§ What you need to do
Reproduce the following rows word for word, leaving out the pictures.

Layout element annotations
# # # # # # #

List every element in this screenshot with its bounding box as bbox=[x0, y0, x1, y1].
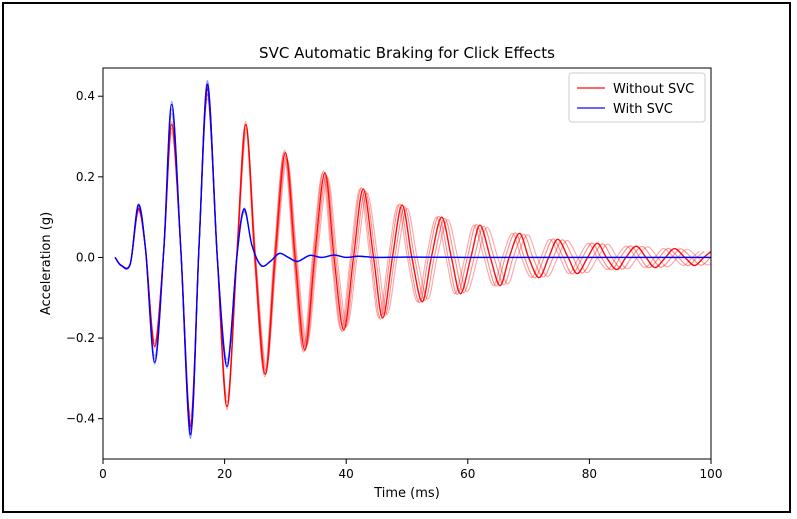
x-tick-label: 0 bbox=[99, 467, 107, 481]
y-tick-label: 0.0 bbox=[76, 250, 95, 264]
series-line bbox=[114, 83, 711, 436]
legend: Without SVC With SVC bbox=[568, 72, 706, 123]
legend-label: With SVC bbox=[613, 102, 673, 117]
series-line bbox=[114, 88, 711, 431]
y-tick-label: −0.4 bbox=[66, 412, 95, 426]
series-line bbox=[114, 80, 710, 439]
y-tick-label: −0.2 bbox=[66, 331, 95, 345]
y-tick-label: 0.4 bbox=[76, 89, 95, 103]
x-tick-label: 100 bbox=[700, 467, 723, 481]
x-tick-label: 60 bbox=[460, 467, 475, 481]
legend-box bbox=[568, 72, 706, 123]
x-tick-label: 20 bbox=[217, 467, 232, 481]
series-line bbox=[114, 93, 711, 425]
x-tick-label: 40 bbox=[339, 467, 354, 481]
chart-title: SVC Automatic Braking for Click Effects bbox=[259, 44, 555, 62]
y-axis: −0.4 −0.2 0.0 0.2 0.4 bbox=[66, 89, 103, 426]
x-axis-label: Time (ms) bbox=[373, 486, 440, 501]
y-axis-label: Acceleration (g) bbox=[39, 212, 54, 315]
series-with-svc bbox=[114, 80, 711, 439]
legend-label: Without SVC bbox=[613, 82, 694, 97]
plot-area bbox=[102, 67, 712, 460]
x-axis: 0 20 40 60 80 100 bbox=[99, 459, 722, 481]
axes-frame bbox=[102, 67, 712, 460]
series-line bbox=[114, 83, 709, 436]
y-tick-label: 0.2 bbox=[76, 170, 95, 184]
x-tick-label: 80 bbox=[582, 467, 597, 481]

# # # # # # #

§ Response to the task
List every element in this screenshot with its bounding box as bbox=[x0, y0, x1, y1].
x-tick-label: 0 bbox=[99, 467, 107, 481]
y-tick-label: 0.0 bbox=[76, 250, 95, 264]
series-line bbox=[114, 83, 711, 436]
legend: Without SVC With SVC bbox=[568, 72, 706, 123]
legend-label: With SVC bbox=[613, 102, 673, 117]
series-line bbox=[114, 88, 711, 431]
y-tick-label: −0.4 bbox=[66, 412, 95, 426]
series-line bbox=[114, 80, 710, 439]
y-tick-label: −0.2 bbox=[66, 331, 95, 345]
y-tick-label: 0.4 bbox=[76, 89, 95, 103]
x-tick-label: 100 bbox=[700, 467, 723, 481]
x-tick-label: 60 bbox=[460, 467, 475, 481]
legend-box bbox=[568, 72, 706, 123]
x-tick-label: 20 bbox=[217, 467, 232, 481]
series-line bbox=[114, 93, 711, 425]
x-tick-label: 40 bbox=[339, 467, 354, 481]
chart-title: SVC Automatic Braking for Click Effects bbox=[259, 44, 555, 62]
y-axis: −0.4 −0.2 0.0 0.2 0.4 bbox=[66, 89, 103, 426]
x-axis-label: Time (ms) bbox=[373, 486, 440, 501]
y-axis-label: Acceleration (g) bbox=[39, 212, 54, 315]
series-with-svc bbox=[114, 80, 711, 439]
legend-label: Without SVC bbox=[613, 82, 694, 97]
plot-area bbox=[102, 67, 712, 460]
x-axis: 0 20 40 60 80 100 bbox=[99, 459, 722, 481]
axes-frame bbox=[102, 67, 712, 460]
series-line bbox=[114, 83, 709, 436]
y-tick-label: 0.2 bbox=[76, 170, 95, 184]
x-tick-label: 80 bbox=[582, 467, 597, 481]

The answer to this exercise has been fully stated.